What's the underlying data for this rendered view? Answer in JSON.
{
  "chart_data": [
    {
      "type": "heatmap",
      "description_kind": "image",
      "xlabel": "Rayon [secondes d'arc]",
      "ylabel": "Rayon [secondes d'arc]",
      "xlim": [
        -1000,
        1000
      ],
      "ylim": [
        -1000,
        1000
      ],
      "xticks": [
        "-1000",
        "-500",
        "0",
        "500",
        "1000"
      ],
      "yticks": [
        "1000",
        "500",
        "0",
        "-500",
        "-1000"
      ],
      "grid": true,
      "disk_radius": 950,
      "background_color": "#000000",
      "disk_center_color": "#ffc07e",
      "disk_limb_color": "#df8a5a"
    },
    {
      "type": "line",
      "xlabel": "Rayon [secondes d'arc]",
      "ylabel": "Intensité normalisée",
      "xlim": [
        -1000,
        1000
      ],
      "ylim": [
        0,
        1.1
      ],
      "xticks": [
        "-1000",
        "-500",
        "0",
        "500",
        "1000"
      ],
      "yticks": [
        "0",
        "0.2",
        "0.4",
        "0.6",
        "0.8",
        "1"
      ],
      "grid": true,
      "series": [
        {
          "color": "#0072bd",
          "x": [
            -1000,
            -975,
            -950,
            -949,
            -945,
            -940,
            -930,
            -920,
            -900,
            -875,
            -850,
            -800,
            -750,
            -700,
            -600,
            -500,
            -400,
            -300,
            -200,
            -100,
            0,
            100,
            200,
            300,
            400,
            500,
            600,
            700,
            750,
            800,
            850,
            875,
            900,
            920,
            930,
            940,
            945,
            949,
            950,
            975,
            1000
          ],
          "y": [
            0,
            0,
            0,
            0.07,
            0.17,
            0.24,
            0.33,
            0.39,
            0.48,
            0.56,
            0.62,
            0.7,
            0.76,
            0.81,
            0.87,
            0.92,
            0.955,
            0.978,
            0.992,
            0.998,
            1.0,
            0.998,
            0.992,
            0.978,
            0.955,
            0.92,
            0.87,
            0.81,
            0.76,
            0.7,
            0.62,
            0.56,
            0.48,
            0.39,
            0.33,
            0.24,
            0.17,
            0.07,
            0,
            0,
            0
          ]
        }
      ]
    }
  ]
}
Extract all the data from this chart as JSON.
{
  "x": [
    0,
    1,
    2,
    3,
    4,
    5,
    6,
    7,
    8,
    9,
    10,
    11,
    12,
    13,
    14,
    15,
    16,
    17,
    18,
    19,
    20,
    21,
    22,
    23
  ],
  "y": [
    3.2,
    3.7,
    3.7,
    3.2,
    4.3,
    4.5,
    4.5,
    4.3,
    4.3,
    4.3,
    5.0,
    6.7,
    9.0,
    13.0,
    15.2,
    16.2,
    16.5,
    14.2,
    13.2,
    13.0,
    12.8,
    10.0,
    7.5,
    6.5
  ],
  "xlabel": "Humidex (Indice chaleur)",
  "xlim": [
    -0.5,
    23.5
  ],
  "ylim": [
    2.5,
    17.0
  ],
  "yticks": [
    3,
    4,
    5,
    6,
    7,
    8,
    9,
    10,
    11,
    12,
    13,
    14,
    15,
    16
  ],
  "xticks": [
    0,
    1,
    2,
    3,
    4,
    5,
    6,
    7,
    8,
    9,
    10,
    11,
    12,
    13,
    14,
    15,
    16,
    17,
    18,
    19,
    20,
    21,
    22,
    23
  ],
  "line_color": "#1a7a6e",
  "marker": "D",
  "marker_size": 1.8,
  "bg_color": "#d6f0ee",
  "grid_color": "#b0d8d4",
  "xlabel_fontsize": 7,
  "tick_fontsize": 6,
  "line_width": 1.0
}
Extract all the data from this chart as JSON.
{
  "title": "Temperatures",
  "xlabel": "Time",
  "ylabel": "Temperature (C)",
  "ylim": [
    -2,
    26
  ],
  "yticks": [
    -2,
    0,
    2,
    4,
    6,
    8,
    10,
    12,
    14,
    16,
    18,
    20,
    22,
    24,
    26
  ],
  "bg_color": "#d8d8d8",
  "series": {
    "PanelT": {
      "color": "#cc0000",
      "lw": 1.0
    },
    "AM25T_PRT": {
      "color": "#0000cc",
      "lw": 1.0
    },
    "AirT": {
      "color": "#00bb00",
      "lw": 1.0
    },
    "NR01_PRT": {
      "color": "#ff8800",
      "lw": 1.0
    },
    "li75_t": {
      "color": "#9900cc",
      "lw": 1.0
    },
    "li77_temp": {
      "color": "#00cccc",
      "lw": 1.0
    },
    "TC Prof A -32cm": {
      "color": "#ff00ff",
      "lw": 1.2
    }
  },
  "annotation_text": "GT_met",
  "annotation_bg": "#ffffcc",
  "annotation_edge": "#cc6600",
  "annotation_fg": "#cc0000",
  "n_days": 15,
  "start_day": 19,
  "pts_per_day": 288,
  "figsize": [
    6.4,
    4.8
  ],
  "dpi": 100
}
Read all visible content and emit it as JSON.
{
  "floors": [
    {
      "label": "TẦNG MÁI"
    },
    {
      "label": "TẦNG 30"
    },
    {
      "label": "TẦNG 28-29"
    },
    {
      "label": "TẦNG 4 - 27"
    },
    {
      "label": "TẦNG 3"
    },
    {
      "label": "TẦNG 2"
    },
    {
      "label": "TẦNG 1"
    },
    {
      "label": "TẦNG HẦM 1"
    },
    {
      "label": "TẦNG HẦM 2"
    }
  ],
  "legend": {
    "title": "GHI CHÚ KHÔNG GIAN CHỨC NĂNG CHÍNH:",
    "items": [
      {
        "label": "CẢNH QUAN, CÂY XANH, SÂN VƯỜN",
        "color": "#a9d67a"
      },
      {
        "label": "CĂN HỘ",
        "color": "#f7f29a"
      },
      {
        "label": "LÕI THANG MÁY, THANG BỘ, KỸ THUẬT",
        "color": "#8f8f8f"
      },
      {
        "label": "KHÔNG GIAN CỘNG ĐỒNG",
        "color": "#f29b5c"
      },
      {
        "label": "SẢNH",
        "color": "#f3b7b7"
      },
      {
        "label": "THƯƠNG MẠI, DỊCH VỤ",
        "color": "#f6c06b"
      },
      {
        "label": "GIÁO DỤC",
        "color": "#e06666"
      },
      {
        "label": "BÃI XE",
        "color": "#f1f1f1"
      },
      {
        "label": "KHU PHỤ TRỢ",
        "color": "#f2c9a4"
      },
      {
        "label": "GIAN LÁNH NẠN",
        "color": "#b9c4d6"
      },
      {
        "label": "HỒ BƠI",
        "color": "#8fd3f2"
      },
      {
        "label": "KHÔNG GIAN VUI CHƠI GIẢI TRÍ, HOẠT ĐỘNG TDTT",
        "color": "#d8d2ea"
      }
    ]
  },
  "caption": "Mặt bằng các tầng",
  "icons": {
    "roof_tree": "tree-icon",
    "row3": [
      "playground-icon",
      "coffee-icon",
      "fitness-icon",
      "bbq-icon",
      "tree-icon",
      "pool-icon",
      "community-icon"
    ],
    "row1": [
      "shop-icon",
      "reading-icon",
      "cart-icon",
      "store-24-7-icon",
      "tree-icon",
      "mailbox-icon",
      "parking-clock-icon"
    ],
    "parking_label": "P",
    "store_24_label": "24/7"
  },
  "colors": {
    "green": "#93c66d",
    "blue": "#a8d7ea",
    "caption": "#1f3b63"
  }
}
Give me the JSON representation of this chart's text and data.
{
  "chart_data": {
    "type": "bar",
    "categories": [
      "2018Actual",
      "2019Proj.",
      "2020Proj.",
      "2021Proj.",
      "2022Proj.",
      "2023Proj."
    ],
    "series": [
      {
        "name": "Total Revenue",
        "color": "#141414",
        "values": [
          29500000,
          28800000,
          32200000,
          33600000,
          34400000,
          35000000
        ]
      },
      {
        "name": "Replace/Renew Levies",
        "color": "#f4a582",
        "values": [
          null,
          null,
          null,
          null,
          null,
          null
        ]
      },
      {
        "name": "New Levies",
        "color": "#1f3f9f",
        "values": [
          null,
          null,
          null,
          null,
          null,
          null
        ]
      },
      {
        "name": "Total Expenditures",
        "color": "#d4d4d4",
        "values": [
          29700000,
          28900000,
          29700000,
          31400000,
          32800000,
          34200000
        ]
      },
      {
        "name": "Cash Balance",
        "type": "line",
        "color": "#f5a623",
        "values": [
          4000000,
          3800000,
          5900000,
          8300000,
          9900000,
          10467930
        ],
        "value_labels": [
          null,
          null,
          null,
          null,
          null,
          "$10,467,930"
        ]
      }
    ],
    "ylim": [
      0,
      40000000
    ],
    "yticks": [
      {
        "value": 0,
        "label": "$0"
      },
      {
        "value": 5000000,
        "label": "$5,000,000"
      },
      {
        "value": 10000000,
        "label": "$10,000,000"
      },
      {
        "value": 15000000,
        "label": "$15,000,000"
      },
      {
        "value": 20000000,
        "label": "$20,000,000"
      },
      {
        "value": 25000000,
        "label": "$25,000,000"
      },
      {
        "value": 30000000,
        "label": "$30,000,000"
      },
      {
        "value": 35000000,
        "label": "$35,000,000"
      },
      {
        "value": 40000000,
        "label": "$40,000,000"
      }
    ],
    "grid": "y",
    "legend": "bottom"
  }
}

::::::::::

_Exercise requirements_
Copy in full each line that holds the word "JSON".

_Worked solution_
What's the underlying data for this rendered view? Answer in JSON.
Extract all the data from this chart as JSON.
Extract all the data from this chart as JSON.
Read all visible content and emit it as JSON.
Give me the JSON representation of this chart's text and data.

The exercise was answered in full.